■ Task brief
Answer with one number only: the number of lines that include the word "PARTICIPACOES".

■ Information provided
%%

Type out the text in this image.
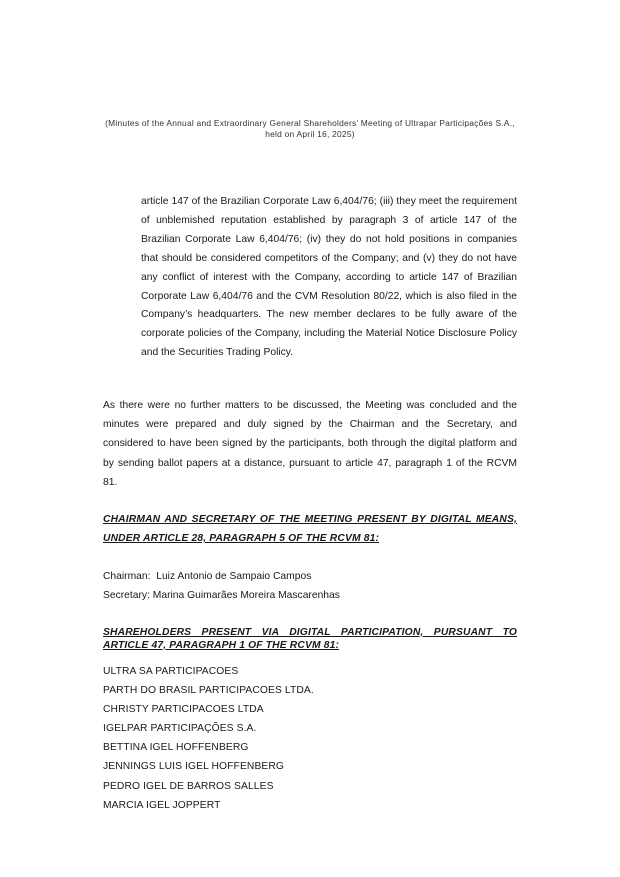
(Minutes of the Annual and Extraordinary General Shareholders’ Meeting of Ultrapar Participações S.A., held on April 16, 2025)

article 147 of the Brazilian Corporate Law 6,404/76; (iii) they meet the requirement of unblemished reputation established by paragraph 3 of article 147 of the Brazilian Corporate Law 6,404/76; (iv) they do not hold positions in companies that should be considered competitors of the Company; and (v) they do not have any conflict of interest with the Company, according to article 147 of Brazilian Corporate Law 6,404/76 and the CVM Resolution 80/22, which is also filed in the Company’s headquarters. The new member declares to be fully aware of the corporate policies of the Company, including the Material Notice Disclosure Policy and the Securities Trading Policy.

As there were no further matters to be discussed, the Meeting was concluded and the minutes were prepared and duly signed by the Chairman and the Secretary, and considered to have been signed by the participants, both through the digital platform and by sending ballot papers at a distance, pursuant to article 47, paragraph 1 of the RCVM 81.

CHAIRMAN AND SECRETARY OF THE MEETING PRESENT BY DIGITAL MEANS, UNDER ARTICLE 28, PARAGRAPH 5 OF THE RCVM 81:
Chairman:  Luiz Antonio de Sampaio Campos
Secretary: Marina Guimarães Moreira Mascarenhas
SHAREHOLDERS PRESENT VIA DIGITAL PARTICIPATION, PURSUANT TO ARTICLE 47, PARAGRAPH 1 OF THE RCVM 81:
ULTRA SA PARTICIPACOES
PARTH DO BRASIL PARTICIPACOES LTDA.
CHRISTY PARTICIPACOES LTDA
IGELPAR PARTICIPAÇÕES S.A.
BETTINA IGEL HOFFENBERG
JENNINGS LUIS IGEL HOFFENBERG
PEDRO IGEL DE BARROS SALLES
MARCIA IGEL JOPPERT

%%

■ Output for this exercise
3